* BEGIN *

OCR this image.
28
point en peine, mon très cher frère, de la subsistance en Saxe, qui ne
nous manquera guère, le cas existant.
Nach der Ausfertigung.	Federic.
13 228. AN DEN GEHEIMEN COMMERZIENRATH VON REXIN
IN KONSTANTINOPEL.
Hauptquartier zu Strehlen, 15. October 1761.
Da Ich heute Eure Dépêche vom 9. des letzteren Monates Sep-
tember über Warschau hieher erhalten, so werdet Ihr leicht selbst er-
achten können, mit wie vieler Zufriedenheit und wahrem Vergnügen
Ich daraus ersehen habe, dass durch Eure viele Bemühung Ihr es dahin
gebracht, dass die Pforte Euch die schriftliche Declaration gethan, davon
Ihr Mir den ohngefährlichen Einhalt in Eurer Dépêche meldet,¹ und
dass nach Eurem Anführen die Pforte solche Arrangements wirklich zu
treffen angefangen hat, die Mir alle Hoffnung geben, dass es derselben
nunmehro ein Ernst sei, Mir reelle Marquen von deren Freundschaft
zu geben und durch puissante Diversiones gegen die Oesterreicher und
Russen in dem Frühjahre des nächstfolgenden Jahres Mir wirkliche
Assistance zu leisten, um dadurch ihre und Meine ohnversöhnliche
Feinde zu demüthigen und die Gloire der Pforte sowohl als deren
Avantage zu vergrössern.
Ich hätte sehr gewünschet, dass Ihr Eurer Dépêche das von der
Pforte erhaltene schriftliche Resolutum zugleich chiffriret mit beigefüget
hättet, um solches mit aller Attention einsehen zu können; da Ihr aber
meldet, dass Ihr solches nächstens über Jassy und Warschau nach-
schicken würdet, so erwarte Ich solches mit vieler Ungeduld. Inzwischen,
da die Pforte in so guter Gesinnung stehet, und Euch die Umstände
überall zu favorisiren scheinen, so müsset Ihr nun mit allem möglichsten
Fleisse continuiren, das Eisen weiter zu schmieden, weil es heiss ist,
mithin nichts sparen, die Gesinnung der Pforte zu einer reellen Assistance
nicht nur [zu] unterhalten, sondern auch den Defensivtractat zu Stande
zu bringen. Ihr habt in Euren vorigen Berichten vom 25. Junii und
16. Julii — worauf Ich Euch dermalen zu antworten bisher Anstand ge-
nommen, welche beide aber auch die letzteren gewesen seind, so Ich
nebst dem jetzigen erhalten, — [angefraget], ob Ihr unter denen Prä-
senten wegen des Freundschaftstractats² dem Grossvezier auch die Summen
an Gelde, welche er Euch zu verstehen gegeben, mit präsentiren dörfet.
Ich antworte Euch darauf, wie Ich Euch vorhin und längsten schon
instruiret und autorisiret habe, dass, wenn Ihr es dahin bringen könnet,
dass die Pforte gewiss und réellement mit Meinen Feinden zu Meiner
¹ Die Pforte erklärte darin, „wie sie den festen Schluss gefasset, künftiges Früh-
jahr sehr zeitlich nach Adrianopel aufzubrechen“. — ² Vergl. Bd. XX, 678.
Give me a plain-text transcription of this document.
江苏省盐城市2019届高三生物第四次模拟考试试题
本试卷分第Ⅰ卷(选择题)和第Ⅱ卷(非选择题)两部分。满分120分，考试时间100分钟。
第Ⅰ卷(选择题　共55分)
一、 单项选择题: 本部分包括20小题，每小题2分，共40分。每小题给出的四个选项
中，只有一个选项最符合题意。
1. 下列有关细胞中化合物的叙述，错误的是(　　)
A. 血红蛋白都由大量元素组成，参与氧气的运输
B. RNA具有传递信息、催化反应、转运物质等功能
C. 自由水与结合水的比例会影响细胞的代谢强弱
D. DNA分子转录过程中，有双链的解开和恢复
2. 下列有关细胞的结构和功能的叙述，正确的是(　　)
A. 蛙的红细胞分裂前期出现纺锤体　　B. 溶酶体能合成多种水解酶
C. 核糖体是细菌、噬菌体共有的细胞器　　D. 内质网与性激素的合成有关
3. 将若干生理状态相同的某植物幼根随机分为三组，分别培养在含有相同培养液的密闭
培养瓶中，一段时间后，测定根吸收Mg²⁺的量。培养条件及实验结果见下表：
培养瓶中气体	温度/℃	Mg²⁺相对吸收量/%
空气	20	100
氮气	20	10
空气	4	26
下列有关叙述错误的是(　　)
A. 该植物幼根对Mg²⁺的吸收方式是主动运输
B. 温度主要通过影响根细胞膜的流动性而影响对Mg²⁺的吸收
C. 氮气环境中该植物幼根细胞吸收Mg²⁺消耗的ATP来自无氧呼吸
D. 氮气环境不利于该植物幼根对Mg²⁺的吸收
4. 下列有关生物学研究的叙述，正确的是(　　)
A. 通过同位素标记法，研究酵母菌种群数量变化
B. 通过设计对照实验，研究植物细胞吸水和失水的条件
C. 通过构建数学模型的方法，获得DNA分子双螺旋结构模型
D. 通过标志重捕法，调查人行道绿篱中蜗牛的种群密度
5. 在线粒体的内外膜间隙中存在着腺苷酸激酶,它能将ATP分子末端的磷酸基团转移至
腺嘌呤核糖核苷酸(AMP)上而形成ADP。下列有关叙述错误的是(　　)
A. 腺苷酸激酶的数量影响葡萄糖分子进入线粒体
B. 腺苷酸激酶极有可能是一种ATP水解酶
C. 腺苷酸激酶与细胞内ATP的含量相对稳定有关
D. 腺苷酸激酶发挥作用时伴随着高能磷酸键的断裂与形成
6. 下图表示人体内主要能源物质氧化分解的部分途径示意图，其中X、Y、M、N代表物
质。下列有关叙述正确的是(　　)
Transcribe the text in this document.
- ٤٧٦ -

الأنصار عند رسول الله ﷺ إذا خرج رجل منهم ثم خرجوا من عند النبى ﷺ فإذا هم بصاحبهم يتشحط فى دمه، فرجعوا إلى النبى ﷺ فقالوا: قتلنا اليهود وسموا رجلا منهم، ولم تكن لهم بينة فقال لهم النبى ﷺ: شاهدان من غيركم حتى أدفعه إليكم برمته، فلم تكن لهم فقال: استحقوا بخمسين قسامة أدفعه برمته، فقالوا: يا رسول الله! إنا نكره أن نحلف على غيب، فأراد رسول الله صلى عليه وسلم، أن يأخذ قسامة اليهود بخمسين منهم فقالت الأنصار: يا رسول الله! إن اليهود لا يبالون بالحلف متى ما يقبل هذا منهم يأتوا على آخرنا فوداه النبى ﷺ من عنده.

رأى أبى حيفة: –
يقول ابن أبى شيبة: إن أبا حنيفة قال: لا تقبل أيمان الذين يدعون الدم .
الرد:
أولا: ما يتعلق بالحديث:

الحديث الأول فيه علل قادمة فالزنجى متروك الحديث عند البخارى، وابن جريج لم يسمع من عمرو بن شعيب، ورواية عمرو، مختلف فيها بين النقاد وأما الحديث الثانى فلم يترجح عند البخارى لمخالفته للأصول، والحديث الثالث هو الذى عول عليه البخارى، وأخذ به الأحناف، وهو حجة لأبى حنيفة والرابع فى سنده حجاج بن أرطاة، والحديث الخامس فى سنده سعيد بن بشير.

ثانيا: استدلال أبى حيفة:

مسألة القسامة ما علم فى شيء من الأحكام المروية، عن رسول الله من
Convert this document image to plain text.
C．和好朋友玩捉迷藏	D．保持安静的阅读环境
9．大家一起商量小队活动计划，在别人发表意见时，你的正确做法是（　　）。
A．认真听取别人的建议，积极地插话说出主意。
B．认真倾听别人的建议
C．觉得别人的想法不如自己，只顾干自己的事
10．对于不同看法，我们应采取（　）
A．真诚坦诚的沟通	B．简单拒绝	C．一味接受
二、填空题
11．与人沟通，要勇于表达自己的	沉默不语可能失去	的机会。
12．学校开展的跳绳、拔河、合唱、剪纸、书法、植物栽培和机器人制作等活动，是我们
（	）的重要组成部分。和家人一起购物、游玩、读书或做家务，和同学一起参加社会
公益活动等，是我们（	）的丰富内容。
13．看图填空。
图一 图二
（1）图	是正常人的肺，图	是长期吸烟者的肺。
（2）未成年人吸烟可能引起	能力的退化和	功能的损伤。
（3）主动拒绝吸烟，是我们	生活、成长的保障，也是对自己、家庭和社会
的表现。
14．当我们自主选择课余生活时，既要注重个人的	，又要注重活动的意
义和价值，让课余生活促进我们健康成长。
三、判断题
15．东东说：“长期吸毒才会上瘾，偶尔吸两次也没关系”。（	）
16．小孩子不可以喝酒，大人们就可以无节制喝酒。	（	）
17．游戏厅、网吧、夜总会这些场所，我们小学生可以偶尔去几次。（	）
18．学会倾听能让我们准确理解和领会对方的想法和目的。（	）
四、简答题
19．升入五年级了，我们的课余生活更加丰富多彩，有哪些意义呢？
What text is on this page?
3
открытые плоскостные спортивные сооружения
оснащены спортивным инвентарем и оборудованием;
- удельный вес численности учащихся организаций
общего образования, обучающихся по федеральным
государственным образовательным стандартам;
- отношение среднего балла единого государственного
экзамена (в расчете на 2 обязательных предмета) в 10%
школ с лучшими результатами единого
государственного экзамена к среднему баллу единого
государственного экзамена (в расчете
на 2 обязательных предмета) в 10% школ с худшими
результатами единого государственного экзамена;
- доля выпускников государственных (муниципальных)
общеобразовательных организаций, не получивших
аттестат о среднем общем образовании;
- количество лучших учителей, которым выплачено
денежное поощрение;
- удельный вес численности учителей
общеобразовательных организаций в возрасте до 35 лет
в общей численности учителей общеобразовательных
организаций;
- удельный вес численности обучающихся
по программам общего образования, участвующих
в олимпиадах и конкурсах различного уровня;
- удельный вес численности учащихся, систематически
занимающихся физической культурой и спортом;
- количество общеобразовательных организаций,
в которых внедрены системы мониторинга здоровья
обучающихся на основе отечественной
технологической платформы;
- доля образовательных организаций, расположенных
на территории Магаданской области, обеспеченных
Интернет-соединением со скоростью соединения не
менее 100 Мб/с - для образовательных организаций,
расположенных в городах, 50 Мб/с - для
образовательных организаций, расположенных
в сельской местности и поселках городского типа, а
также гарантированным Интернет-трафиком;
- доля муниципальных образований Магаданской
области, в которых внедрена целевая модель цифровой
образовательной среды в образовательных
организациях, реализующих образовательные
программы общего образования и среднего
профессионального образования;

* END *

— What the task requires —
From the entries above, copy every line that holds the word "this".

— Finished answer —
OCR this image.
Give me a plain-text transcription of this document.
Transcribe the text in this document.
Convert this document image to plain text.
What text is on this page?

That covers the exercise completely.